* Begin GIVEN INFORMATION *

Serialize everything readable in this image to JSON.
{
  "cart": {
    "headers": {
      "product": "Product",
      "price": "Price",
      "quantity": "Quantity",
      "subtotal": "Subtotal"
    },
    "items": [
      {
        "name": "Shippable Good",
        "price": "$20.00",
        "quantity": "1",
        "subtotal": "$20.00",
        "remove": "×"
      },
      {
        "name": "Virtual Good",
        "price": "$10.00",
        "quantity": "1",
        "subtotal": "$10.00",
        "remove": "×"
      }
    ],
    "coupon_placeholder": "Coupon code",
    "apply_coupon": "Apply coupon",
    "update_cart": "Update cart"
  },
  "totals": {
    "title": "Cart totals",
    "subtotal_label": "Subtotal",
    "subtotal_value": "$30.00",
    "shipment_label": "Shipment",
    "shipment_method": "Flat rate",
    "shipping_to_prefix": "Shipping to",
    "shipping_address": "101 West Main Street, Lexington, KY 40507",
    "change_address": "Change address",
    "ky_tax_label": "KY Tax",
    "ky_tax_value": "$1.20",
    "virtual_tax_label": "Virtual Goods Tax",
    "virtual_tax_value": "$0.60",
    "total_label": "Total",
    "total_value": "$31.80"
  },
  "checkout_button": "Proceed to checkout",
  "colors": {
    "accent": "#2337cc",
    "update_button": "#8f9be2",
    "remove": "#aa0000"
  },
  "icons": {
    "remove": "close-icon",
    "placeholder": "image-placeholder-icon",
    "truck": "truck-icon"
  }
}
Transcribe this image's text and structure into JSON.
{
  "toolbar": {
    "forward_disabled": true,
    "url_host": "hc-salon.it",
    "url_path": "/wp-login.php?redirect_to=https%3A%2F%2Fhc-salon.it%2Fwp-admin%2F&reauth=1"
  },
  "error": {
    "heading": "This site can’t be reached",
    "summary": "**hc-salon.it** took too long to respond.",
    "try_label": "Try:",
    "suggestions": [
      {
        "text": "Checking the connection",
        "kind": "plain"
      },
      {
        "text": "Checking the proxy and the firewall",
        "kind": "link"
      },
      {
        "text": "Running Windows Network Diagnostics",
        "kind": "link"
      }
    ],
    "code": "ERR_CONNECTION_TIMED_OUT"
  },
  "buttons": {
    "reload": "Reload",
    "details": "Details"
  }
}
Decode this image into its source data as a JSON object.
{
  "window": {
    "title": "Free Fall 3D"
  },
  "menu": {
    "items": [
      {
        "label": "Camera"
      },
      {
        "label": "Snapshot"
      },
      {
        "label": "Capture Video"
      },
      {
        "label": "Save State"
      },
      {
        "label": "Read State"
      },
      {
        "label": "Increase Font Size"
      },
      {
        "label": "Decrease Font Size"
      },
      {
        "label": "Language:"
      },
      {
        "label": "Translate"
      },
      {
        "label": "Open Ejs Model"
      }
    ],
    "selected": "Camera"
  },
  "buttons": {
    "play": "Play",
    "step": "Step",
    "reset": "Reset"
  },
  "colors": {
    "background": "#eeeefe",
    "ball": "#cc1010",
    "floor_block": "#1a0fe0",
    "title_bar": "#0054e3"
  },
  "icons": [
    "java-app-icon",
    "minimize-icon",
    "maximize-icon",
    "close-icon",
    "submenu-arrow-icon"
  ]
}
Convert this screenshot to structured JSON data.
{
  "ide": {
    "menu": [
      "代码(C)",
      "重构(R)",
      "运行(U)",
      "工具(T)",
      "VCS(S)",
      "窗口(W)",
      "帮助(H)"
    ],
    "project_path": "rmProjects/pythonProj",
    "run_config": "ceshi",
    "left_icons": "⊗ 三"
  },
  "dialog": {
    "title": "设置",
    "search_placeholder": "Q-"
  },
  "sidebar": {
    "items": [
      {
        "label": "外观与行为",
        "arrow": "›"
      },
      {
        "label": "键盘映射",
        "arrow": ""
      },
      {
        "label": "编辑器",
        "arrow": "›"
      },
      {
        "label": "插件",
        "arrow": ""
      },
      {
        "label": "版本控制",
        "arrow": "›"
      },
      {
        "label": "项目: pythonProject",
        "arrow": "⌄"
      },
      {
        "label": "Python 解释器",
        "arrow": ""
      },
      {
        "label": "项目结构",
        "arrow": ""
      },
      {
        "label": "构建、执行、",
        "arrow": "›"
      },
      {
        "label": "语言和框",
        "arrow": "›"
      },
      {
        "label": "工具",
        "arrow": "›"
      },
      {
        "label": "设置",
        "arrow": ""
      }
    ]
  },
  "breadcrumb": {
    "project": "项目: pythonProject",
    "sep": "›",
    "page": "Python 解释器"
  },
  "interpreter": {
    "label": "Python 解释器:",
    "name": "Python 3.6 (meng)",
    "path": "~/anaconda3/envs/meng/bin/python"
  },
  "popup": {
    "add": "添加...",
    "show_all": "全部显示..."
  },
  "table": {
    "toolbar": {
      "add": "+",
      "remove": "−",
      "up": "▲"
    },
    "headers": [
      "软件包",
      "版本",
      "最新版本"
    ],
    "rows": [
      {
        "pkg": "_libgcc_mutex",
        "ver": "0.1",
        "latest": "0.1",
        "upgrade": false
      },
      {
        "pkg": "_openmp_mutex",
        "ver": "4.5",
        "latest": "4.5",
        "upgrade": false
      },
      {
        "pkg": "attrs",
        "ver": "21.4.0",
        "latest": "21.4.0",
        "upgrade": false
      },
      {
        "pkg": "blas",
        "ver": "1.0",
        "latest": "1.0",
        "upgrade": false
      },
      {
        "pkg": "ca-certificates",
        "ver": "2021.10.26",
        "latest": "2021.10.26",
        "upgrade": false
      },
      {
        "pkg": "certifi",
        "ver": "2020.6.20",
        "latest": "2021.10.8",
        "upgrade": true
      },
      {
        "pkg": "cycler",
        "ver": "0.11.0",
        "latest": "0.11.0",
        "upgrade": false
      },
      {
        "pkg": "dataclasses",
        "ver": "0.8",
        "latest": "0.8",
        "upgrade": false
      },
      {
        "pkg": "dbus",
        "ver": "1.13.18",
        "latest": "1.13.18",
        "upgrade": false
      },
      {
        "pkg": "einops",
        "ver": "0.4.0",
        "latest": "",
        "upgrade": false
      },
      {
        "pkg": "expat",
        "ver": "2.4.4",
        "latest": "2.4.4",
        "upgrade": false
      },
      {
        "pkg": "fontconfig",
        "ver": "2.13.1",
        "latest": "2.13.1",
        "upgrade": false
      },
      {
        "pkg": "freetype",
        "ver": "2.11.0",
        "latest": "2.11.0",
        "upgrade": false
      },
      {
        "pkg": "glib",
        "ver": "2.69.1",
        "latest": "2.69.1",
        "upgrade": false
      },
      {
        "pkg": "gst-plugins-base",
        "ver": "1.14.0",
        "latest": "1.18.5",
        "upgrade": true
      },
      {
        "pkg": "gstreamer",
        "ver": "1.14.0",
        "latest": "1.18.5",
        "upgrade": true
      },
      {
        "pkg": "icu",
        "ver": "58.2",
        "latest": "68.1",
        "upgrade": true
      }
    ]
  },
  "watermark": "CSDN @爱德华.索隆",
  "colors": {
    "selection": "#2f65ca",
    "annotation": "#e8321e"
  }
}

* End GIVEN INFORMATION *

* SHORT PROBLEM:
From the records above, extract every entry verbatim.

* THE REPLY:
Serialize everything readable in this image to JSON.
{
  "cart": {
    "headers": {
      "product": "Product",
      "price": "Price",
      "quantity": "Quantity",
      "subtotal": "Subtotal"
    },
    "items": [
      {
        "name": "Shippable Good",
        "price": "$20.00",
        "quantity": "1",
        "subtotal": "$20.00",
        "remove": "×"
      },
      {
        "name": "Virtual Good",
        "price": "$10.00",
        "quantity": "1",
        "subtotal": "$10.00",
        "remove": "×"
      }
    ],
    "coupon_placeholder": "Coupon code",
    "apply_coupon": "Apply coupon",
    "update_cart": "Update cart"
  },
  "totals": {
    "title": "Cart totals",
    "subtotal_label": "Subtotal",
    "subtotal_value": "$30.00",
    "shipment_label": "Shipment",
    "shipment_method": "Flat rate",
    "shipping_to_prefix": "Shipping to",
    "shipping_address": "101 West Main Street, Lexington, KY 40507",
    "change_address": "Change address",
    "ky_tax_label": "KY Tax",
    "ky_tax_value": "$1.20",
    "virtual_tax_label": "Virtual Goods Tax",
    "virtual_tax_value": "$0.60",
    "total_label": "Total",
    "total_value": "$31.80"
  },
  "checkout_button": "Proceed to checkout",
  "colors": {
    "accent": "#2337cc",
    "update_button": "#8f9be2",
    "remove": "#aa0000"
  },
  "icons": {
    "remove": "close-icon",
    "placeholder": "image-placeholder-icon",
    "truck": "truck-icon"
  }
}
Transcribe this image's text and structure into JSON.
{
  "toolbar": {
    "forward_disabled": true,
    "url_host": "hc-salon.it",
    "url_path": "/wp-login.php?redirect_to=https%3A%2F%2Fhc-salon.it%2Fwp-admin%2F&reauth=1"
  },
  "error": {
    "heading": "This site can’t be reached",
    "summary": "**hc-salon.it** took too long to respond.",
    "try_label": "Try:",
    "suggestions": [
      {
        "text": "Checking the connection",
        "kind": "plain"
      },
      {
        "text": "Checking the proxy and the firewall",
        "kind": "link"
      },
      {
        "text": "Running Windows Network Diagnostics",
        "kind": "link"
      }
    ],
    "code": "ERR_CONNECTION_TIMED_OUT"
  },
  "buttons": {
    "reload": "Reload",
    "details": "Details"
  }
}
Decode this image into its source data as a JSON object.
{
  "window": {
    "title": "Free Fall 3D"
  },
  "menu": {
    "items": [
      {
        "label": "Camera"
      },
      {
        "label": "Snapshot"
      },
      {
        "label": "Capture Video"
      },
      {
        "label": "Save State"
      },
      {
        "label": "Read State"
      },
      {
        "label": "Increase Font Size"
      },
      {
        "label": "Decrease Font Size"
      },
      {
        "label": "Language:"
      },
      {
        "label": "Translate"
      },
      {
        "label": "Open Ejs Model"
      }
    ],
    "selected": "Camera"
  },
  "buttons": {
    "play": "Play",
    "step": "Step",
    "reset": "Reset"
  },
  "colors": {
    "background": "#eeeefe",
    "ball": "#cc1010",
    "floor_block": "#1a0fe0",
    "title_bar": "#0054e3"
  },
  "icons": [
    "java-app-icon",
    "minimize-icon",
    "maximize-icon",
    "close-icon",
    "submenu-arrow-icon"
  ]
}
Convert this screenshot to structured JSON data.
{
  "ide": {
    "menu": [
      "代码(C)",
      "重构(R)",
      "运行(U)",
      "工具(T)",
      "VCS(S)",
      "窗口(W)",
      "帮助(H)"
    ],
    "project_path": "rmProjects/pythonProj",
    "run_config": "ceshi",
    "left_icons": "⊗ 三"
  },
  "dialog": {
    "title": "设置",
    "search_placeholder": "Q-"
  },
  "sidebar": {
    "items": [
      {
        "label": "外观与行为",
        "arrow": "›"
      },
      {
        "label": "键盘映射",
        "arrow": ""
      },
      {
        "label": "编辑器",
        "arrow": "›"
      },
      {
        "label": "插件",
        "arrow": ""
      },
      {
        "label": "版本控制",
        "arrow": "›"
      },
      {
        "label": "项目: pythonProject",
        "arrow": "⌄"
      },
      {
        "label": "Python 解释器",
        "arrow": ""
      },
      {
        "label": "项目结构",
        "arrow": ""
      },
      {
        "label": "构建、执行、",
        "arrow": "›"
      },
      {
        "label": "语言和框",
        "arrow": "›"
      },
      {
        "label": "工具",
        "arrow": "›"
      },
      {
        "label": "设置",
        "arrow": ""
      }
    ]
  },
  "breadcrumb": {
    "project": "项目: pythonProject",
    "sep": "›",
    "page": "Python 解释器"
  },
  "interpreter": {
    "label": "Python 解释器:",
    "name": "Python 3.6 (meng)",
    "path": "~/anaconda3/envs/meng/bin/python"
  },
  "popup": {
    "add": "添加...",
    "show_all": "全部显示..."
  },
  "table": {
    "toolbar": {
      "add": "+",
      "remove": "−",
      "up": "▲"
    },
    "headers": [
      "软件包",
      "版本",
      "最新版本"
    ],
    "rows": [
      {
        "pkg": "_libgcc_mutex",
        "ver": "0.1",
        "latest": "0.1",
        "upgrade": false
      },
      {
        "pkg": "_openmp_mutex",
        "ver": "4.5",
        "latest": "4.5",
        "upgrade": false
      },
      {
        "pkg": "attrs",
        "ver": "21.4.0",
        "latest": "21.4.0",
        "upgrade": false
      },
      {
        "pkg": "blas",
        "ver": "1.0",
        "latest": "1.0",
        "upgrade": false
      },
      {
        "pkg": "ca-certificates",
        "ver": "2021.10.26",
        "latest": "2021.10.26",
        "upgrade": false
      },
      {
        "pkg": "certifi",
        "ver": "2020.6.20",
        "latest": "2021.10.8",
        "upgrade": true
      },
      {
        "pkg": "cycler",
        "ver": "0.11.0",
        "latest": "0.11.0",
        "upgrade": false
      },
      {
        "pkg": "dataclasses",
        "ver": "0.8",
        "latest": "0.8",
        "upgrade": false
      },
      {
        "pkg": "dbus",
        "ver": "1.13.18",
        "latest": "1.13.18",
        "upgrade": false
      },
      {
        "pkg": "einops",
        "ver": "0.4.0",
        "latest": "",
        "upgrade": false
      },
      {
        "pkg": "expat",
        "ver": "2.4.4",
        "latest": "2.4.4",
        "upgrade": false
      },
      {
        "pkg": "fontconfig",
        "ver": "2.13.1",
        "latest": "2.13.1",
        "upgrade": false
      },
      {
        "pkg": "freetype",
        "ver": "2.11.0",
        "latest": "2.11.0",
        "upgrade": false
      },
      {
        "pkg": "glib",
        "ver": "2.69.1",
        "latest": "2.69.1",
        "upgrade": false
      },
      {
        "pkg": "gst-plugins-base",
        "ver": "1.14.0",
        "latest": "1.18.5",
        "upgrade": true
      },
      {
        "pkg": "gstreamer",
        "ver": "1.14.0",
        "latest": "1.18.5",
        "upgrade": true
      },
      {
        "pkg": "icu",
        "ver": "58.2",
        "latest": "68.1",
        "upgrade": true
      }
    ]
  },
  "watermark": "CSDN @爱德华.索隆",
  "colors": {
    "selection": "#2f65ca",
    "annotation": "#e8321e"
  }
}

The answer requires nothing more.